_Work to complete_
Write out the whole listing word for word.

____________

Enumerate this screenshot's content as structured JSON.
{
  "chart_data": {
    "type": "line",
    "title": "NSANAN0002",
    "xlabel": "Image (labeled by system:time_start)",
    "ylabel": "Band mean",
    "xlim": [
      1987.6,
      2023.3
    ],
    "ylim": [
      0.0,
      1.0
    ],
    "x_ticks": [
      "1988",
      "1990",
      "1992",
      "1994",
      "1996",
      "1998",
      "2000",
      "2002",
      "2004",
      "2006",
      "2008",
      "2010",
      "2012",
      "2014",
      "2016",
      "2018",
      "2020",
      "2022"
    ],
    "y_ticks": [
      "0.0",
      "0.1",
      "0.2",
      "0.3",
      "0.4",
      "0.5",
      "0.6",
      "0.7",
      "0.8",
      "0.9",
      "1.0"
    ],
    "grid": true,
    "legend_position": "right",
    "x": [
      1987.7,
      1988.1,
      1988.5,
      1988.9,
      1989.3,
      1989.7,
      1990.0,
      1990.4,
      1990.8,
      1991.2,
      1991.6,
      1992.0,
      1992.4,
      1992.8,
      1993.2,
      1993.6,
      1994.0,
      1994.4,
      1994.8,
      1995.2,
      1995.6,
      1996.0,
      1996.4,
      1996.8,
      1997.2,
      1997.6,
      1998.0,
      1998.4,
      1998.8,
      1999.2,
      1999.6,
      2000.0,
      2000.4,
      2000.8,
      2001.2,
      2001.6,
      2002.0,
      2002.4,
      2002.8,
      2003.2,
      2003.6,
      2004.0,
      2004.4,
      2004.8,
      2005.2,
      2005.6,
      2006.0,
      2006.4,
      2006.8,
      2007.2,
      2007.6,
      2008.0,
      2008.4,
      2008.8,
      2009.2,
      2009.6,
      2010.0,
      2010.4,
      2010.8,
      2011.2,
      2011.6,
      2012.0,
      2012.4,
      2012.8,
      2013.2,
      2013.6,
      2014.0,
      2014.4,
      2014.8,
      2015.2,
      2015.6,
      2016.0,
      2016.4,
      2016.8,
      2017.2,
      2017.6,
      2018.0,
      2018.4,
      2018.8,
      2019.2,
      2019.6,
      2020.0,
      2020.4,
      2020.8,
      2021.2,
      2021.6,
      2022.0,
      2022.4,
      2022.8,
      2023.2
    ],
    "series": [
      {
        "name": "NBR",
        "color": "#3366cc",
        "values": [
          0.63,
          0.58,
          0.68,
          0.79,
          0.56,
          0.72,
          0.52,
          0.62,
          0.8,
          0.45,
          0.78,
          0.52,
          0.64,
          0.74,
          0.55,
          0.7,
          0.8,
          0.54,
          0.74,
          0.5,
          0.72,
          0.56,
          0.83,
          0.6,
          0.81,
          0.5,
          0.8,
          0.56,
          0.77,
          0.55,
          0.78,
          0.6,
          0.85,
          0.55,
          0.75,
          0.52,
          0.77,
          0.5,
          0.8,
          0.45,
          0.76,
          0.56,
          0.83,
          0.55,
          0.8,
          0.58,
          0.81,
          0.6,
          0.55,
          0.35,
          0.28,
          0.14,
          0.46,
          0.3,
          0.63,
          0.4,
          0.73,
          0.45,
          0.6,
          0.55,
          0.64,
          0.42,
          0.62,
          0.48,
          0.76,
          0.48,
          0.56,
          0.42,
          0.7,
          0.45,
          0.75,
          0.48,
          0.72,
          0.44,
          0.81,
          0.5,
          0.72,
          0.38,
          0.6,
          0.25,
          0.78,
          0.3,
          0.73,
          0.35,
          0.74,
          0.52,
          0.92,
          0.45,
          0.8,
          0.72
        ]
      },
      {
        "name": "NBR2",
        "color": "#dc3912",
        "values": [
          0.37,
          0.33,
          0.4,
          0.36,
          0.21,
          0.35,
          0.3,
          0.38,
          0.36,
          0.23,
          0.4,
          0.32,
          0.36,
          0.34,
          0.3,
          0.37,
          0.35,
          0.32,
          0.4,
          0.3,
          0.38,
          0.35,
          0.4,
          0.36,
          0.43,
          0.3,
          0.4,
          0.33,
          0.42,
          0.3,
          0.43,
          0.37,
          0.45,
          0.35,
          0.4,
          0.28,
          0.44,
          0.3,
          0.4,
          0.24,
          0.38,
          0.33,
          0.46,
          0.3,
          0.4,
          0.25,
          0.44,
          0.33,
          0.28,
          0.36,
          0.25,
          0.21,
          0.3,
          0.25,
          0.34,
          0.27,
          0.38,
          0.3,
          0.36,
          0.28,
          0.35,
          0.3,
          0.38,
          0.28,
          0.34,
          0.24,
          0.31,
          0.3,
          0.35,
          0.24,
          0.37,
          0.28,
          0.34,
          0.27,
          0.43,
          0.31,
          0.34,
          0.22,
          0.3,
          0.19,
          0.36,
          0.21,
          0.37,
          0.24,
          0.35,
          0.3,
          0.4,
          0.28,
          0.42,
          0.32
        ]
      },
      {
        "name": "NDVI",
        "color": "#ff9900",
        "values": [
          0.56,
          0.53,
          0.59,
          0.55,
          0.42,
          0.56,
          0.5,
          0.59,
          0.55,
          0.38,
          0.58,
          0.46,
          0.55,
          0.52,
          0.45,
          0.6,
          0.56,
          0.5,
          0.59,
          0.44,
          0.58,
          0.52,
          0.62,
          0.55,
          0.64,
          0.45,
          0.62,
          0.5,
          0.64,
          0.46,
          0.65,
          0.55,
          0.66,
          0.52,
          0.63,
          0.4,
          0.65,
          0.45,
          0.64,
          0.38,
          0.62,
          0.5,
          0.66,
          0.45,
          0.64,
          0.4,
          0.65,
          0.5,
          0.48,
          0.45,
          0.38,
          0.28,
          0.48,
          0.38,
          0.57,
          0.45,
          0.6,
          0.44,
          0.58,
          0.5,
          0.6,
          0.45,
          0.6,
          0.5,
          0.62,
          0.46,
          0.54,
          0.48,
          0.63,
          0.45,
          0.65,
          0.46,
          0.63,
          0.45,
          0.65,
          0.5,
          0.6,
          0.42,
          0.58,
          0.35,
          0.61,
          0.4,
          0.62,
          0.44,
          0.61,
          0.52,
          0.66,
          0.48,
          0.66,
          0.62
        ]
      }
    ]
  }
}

____________

_Task result_
Enumerate this screenshot's content as structured JSON.
{
  "chart_data": {
    "type": "line",
    "title": "NSANAN0002",
    "xlabel": "Image (labeled by system:time_start)",
    "ylabel": "Band mean",
    "xlim": [
      1987.6,
      2023.3
    ],
    "ylim": [
      0.0,
      1.0
    ],
    "x_ticks": [
      "1988",
      "1990",
      "1992",
      "1994",
      "1996",
      "1998",
      "2000",
      "2002",
      "2004",
      "2006",
      "2008",
      "2010",
      "2012",
      "2014",
      "2016",
      "2018",
      "2020",
      "2022"
    ],
    "y_ticks": [
      "0.0",
      "0.1",
      "0.2",
      "0.3",
      "0.4",
      "0.5",
      "0.6",
      "0.7",
      "0.8",
      "0.9",
      "1.0"
    ],
    "grid": true,
    "legend_position": "right",
    "x": [
      1987.7,
      1988.1,
      1988.5,
      1988.9,
      1989.3,
      1989.7,
      1990.0,
      1990.4,
      1990.8,
      1991.2,
      1991.6,
      1992.0,
      1992.4,
      1992.8,
      1993.2,
      1993.6,
      1994.0,
      1994.4,
      1994.8,
      1995.2,
      1995.6,
      1996.0,
      1996.4,
      1996.8,
      1997.2,
      1997.6,
      1998.0,
      1998.4,
      1998.8,
      1999.2,
      1999.6,
      2000.0,
      2000.4,
      2000.8,
      2001.2,
      2001.6,
      2002.0,
      2002.4,
      2002.8,
      2003.2,
      2003.6,
      2004.0,
      2004.4,
      2004.8,
      2005.2,
      2005.6,
      2006.0,
      2006.4,
      2006.8,
      2007.2,
      2007.6,
      2008.0,
      2008.4,
      2008.8,
      2009.2,
      2009.6,
      2010.0,
      2010.4,
      2010.8,
      2011.2,
      2011.6,
      2012.0,
      2012.4,
      2012.8,
      2013.2,
      2013.6,
      2014.0,
      2014.4,
      2014.8,
      2015.2,
      2015.6,
      2016.0,
      2016.4,
      2016.8,
      2017.2,
      2017.6,
      2018.0,
      2018.4,
      2018.8,
      2019.2,
      2019.6,
      2020.0,
      2020.4,
      2020.8,
      2021.2,
      2021.6,
      2022.0,
      2022.4,
      2022.8,
      2023.2
    ],
    "series": [
      {
        "name": "NBR",
        "color": "#3366cc",
        "values": [
          0.63,
          0.58,
          0.68,
          0.79,
          0.56,
          0.72,
          0.52,
          0.62,
          0.8,
          0.45,
          0.78,
          0.52,
          0.64,
          0.74,
          0.55,
          0.7,
          0.8,
          0.54,
          0.74,
          0.5,
          0.72,
          0.56,
          0.83,
          0.6,
          0.81,
          0.5,
          0.8,
          0.56,
          0.77,
          0.55,
          0.78,
          0.6,
          0.85,
          0.55,
          0.75,
          0.52,
          0.77,
          0.5,
          0.8,
          0.45,
          0.76,
          0.56,
          0.83,
          0.55,
          0.8,
          0.58,
          0.81,
          0.6,
          0.55,
          0.35,
          0.28,
          0.14,
          0.46,
          0.3,
          0.63,
          0.4,
          0.73,
          0.45,
          0.6,
          0.55,
          0.64,
          0.42,
          0.62,
          0.48,
          0.76,
          0.48,
          0.56,
          0.42,
          0.7,
          0.45,
          0.75,
          0.48,
          0.72,
          0.44,
          0.81,
          0.5,
          0.72,
          0.38,
          0.6,
          0.25,
          0.78,
          0.3,
          0.73,
          0.35,
          0.74,
          0.52,
          0.92,
          0.45,
          0.8,
          0.72
        ]
      },
      {
        "name": "NBR2",
        "color": "#dc3912",
        "values": [
          0.37,
          0.33,
          0.4,
          0.36,
          0.21,
          0.35,
          0.3,
          0.38,
          0.36,
          0.23,
          0.4,
          0.32,
          0.36,
          0.34,
          0.3,
          0.37,
          0.35,
          0.32,
          0.4,
          0.3,
          0.38,
          0.35,
          0.4,
          0.36,
          0.43,
          0.3,
          0.4,
          0.33,
          0.42,
          0.3,
          0.43,
          0.37,
          0.45,
          0.35,
          0.4,
          0.28,
          0.44,
          0.3,
          0.4,
          0.24,
          0.38,
          0.33,
          0.46,
          0.3,
          0.4,
          0.25,
          0.44,
          0.33,
          0.28,
          0.36,
          0.25,
          0.21,
          0.3,
          0.25,
          0.34,
          0.27,
          0.38,
          0.3,
          0.36,
          0.28,
          0.35,
          0.3,
          0.38,
          0.28,
          0.34,
          0.24,
          0.31,
          0.3,
          0.35,
          0.24,
          0.37,
          0.28,
          0.34,
          0.27,
          0.43,
          0.31,
          0.34,
          0.22,
          0.3,
          0.19,
          0.36,
          0.21,
          0.37,
          0.24,
          0.35,
          0.3,
          0.4,
          0.28,
          0.42,
          0.32
        ]
      },
      {
        "name": "NDVI",
        "color": "#ff9900",
        "values": [
          0.56,
          0.53,
          0.59,
          0.55,
          0.42,
          0.56,
          0.5,
          0.59,
          0.55,
          0.38,
          0.58,
          0.46,
          0.55,
          0.52,
          0.45,
          0.6,
          0.56,
          0.5,
          0.59,
          0.44,
          0.58,
          0.52,
          0.62,
          0.55,
          0.64,
          0.45,
          0.62,
          0.5,
          0.64,
          0.46,
          0.65,
          0.55,
          0.66,
          0.52,
          0.63,
          0.4,
          0.65,
          0.45,
          0.64,
          0.38,
          0.62,
          0.5,
          0.66,
          0.45,
          0.64,
          0.4,
          0.65,
          0.5,
          0.48,
          0.45,
          0.38,
          0.28,
          0.48,
          0.38,
          0.57,
          0.45,
          0.6,
          0.44,
          0.58,
          0.5,
          0.6,
          0.45,
          0.6,
          0.5,
          0.62,
          0.46,
          0.54,
          0.48,
          0.63,
          0.45,
          0.65,
          0.46,
          0.63,
          0.45,
          0.65,
          0.5,
          0.6,
          0.42,
          0.58,
          0.35,
          0.61,
          0.4,
          0.62,
          0.44,
          0.61,
          0.52,
          0.66,
          0.48,
          0.66,
          0.62
        ]
      }
    ]
  }
}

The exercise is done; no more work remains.